» Task to complete
Set down every entry word for word. Omit the pictures.

-- BEGIN Data for this exercise --

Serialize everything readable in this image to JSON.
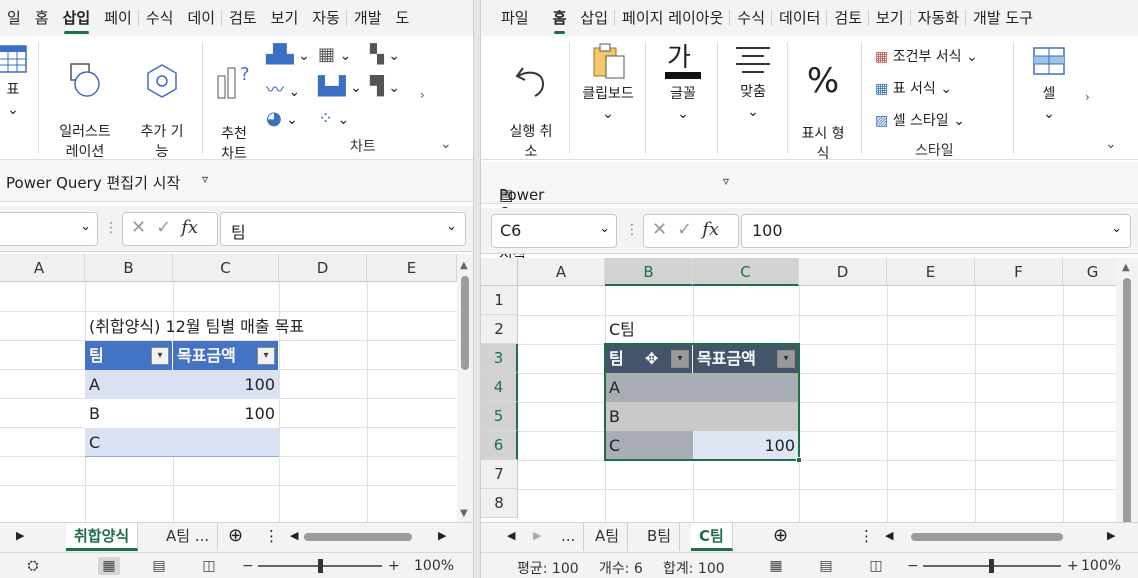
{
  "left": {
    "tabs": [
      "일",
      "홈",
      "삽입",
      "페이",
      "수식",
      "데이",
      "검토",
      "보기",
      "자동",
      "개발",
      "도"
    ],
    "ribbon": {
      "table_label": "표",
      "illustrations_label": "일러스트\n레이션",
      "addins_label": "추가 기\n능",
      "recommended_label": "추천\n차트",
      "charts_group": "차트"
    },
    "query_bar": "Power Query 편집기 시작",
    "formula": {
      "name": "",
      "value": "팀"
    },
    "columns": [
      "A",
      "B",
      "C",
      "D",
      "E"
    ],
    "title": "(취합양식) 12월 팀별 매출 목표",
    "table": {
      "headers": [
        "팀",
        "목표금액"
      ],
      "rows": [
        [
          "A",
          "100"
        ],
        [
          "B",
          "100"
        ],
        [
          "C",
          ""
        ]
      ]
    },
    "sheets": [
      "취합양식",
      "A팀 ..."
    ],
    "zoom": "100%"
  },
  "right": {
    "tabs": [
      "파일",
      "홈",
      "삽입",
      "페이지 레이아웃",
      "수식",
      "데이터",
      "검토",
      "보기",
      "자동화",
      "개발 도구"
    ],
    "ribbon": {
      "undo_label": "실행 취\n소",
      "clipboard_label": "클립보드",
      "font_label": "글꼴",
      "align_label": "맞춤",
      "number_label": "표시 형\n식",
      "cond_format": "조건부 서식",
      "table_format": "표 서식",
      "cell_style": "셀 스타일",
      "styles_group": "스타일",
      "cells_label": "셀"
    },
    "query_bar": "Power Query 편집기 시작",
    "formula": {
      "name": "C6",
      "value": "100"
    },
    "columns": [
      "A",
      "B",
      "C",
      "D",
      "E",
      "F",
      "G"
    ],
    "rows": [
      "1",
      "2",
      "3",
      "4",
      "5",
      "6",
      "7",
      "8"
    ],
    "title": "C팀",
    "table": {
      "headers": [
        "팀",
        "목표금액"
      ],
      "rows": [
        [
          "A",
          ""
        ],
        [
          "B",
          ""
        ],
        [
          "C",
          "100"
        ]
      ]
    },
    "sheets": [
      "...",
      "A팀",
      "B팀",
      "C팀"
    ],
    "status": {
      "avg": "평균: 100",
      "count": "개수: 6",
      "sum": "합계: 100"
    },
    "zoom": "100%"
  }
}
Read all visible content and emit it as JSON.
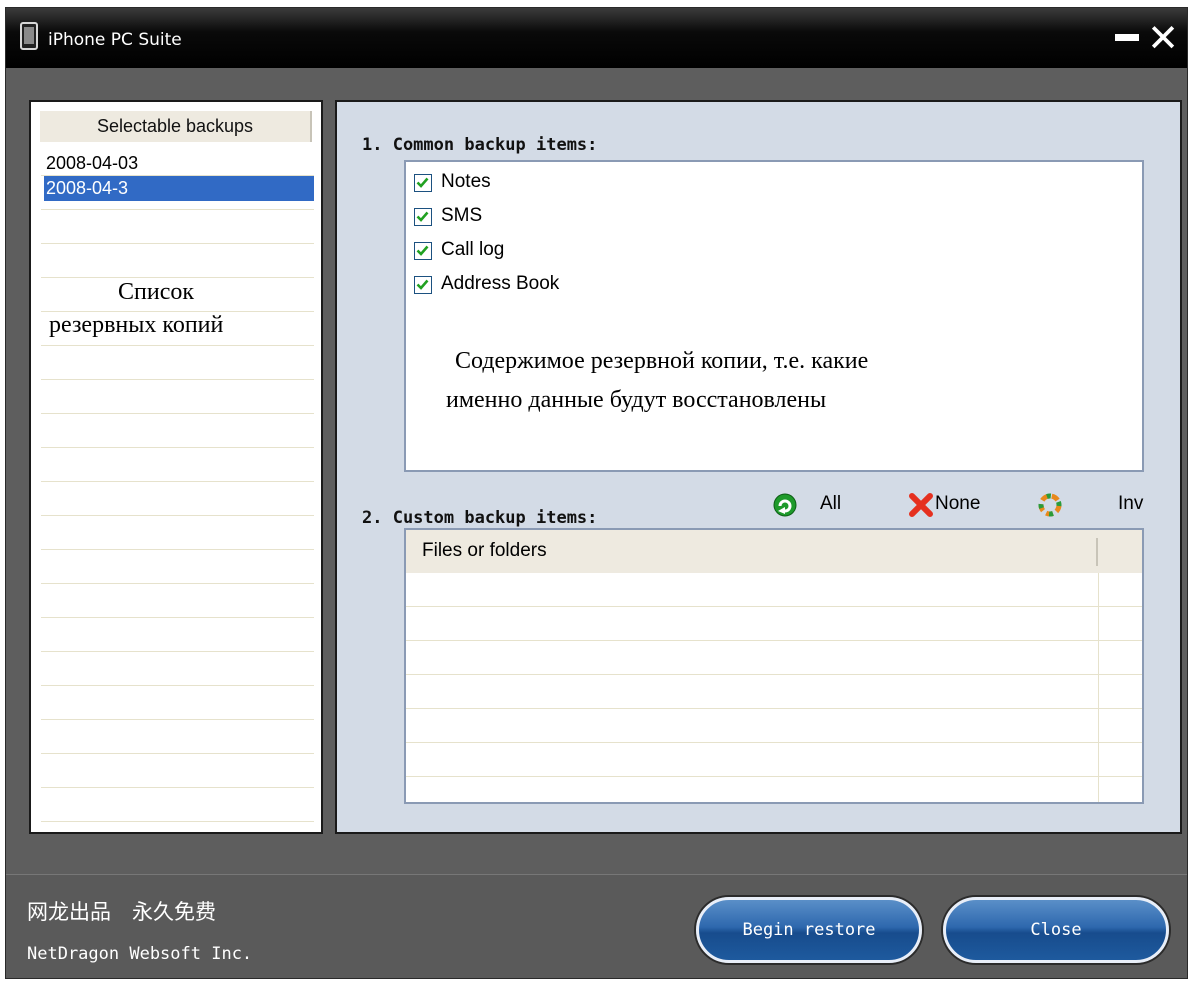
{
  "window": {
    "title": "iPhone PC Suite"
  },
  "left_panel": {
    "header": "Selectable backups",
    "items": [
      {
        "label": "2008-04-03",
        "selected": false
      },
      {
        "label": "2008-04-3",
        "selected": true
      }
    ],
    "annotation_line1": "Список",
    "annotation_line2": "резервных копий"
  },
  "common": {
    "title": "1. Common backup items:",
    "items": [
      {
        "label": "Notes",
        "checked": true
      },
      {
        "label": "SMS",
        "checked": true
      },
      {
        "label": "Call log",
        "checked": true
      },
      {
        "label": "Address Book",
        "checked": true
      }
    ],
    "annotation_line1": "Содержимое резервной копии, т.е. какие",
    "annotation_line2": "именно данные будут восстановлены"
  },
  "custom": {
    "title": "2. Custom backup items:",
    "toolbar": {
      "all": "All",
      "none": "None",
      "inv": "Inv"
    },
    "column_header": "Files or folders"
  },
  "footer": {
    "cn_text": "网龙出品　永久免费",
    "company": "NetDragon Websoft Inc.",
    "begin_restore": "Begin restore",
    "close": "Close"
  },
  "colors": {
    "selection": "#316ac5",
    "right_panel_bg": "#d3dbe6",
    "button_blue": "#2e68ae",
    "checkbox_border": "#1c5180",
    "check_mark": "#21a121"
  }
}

-- END Data for this exercise --

» Response to the task
Serialize everything readable in this image to JSON.
{
  "left": {
    "tabs": [
      "일",
      "홈",
      "삽입",
      "페이",
      "수식",
      "데이",
      "검토",
      "보기",
      "자동",
      "개발",
      "도"
    ],
    "ribbon": {
      "table_label": "표",
      "illustrations_label": "일러스트\n레이션",
      "addins_label": "추가 기\n능",
      "recommended_label": "추천\n차트",
      "charts_group": "차트"
    },
    "query_bar": "Power Query 편집기 시작",
    "formula": {
      "name": "",
      "value": "팀"
    },
    "columns": [
      "A",
      "B",
      "C",
      "D",
      "E"
    ],
    "title": "(취합양식) 12월 팀별 매출 목표",
    "table": {
      "headers": [
        "팀",
        "목표금액"
      ],
      "rows": [
        [
          "A",
          "100"
        ],
        [
          "B",
          "100"
        ],
        [
          "C",
          ""
        ]
      ]
    },
    "sheets": [
      "취합양식",
      "A팀 ..."
    ],
    "zoom": "100%"
  },
  "right": {
    "tabs": [
      "파일",
      "홈",
      "삽입",
      "페이지 레이아웃",
      "수식",
      "데이터",
      "검토",
      "보기",
      "자동화",
      "개발 도구"
    ],
    "ribbon": {
      "undo_label": "실행 취\n소",
      "clipboard_label": "클립보드",
      "font_label": "글꼴",
      "align_label": "맞춤",
      "number_label": "표시 형\n식",
      "cond_format": "조건부 서식",
      "table_format": "표 서식",
      "cell_style": "셀 스타일",
      "styles_group": "스타일",
      "cells_label": "셀"
    },
    "query_bar": "Power Query 편집기 시작",
    "formula": {
      "name": "C6",
      "value": "100"
    },
    "columns": [
      "A",
      "B",
      "C",
      "D",
      "E",
      "F",
      "G"
    ],
    "rows": [
      "1",
      "2",
      "3",
      "4",
      "5",
      "6",
      "7",
      "8"
    ],
    "title": "C팀",
    "table": {
      "headers": [
        "팀",
        "목표금액"
      ],
      "rows": [
        [
          "A",
          ""
        ],
        [
          "B",
          ""
        ],
        [
          "C",
          "100"
        ]
      ]
    },
    "sheets": [
      "...",
      "A팀",
      "B팀",
      "C팀"
    ],
    "status": {
      "avg": "평균: 100",
      "count": "개수: 6",
      "sum": "합계: 100"
    },
    "zoom": "100%"
  }
}
Read all visible content and emit it as JSON.
{
  "window": {
    "title": "iPhone PC Suite"
  },
  "left_panel": {
    "header": "Selectable backups",
    "items": [
      {
        "label": "2008-04-03",
        "selected": false
      },
      {
        "label": "2008-04-3",
        "selected": true
      }
    ],
    "annotation_line1": "Список",
    "annotation_line2": "резервных копий"
  },
  "common": {
    "title": "1. Common backup items:",
    "items": [
      {
        "label": "Notes",
        "checked": true
      },
      {
        "label": "SMS",
        "checked": true
      },
      {
        "label": "Call log",
        "checked": true
      },
      {
        "label": "Address Book",
        "checked": true
      }
    ],
    "annotation_line1": "Содержимое резервной копии, т.е. какие",
    "annotation_line2": "именно данные будут восстановлены"
  },
  "custom": {
    "title": "2. Custom backup items:",
    "toolbar": {
      "all": "All",
      "none": "None",
      "inv": "Inv"
    },
    "column_header": "Files or folders"
  },
  "footer": {
    "cn_text": "网龙出品　永久免费",
    "company": "NetDragon Websoft Inc.",
    "begin_restore": "Begin restore",
    "close": "Close"
  },
  "colors": {
    "selection": "#316ac5",
    "right_panel_bg": "#d3dbe6",
    "button_blue": "#2e68ae",
    "checkbox_border": "#1c5180",
    "check_mark": "#21a121"
  }
}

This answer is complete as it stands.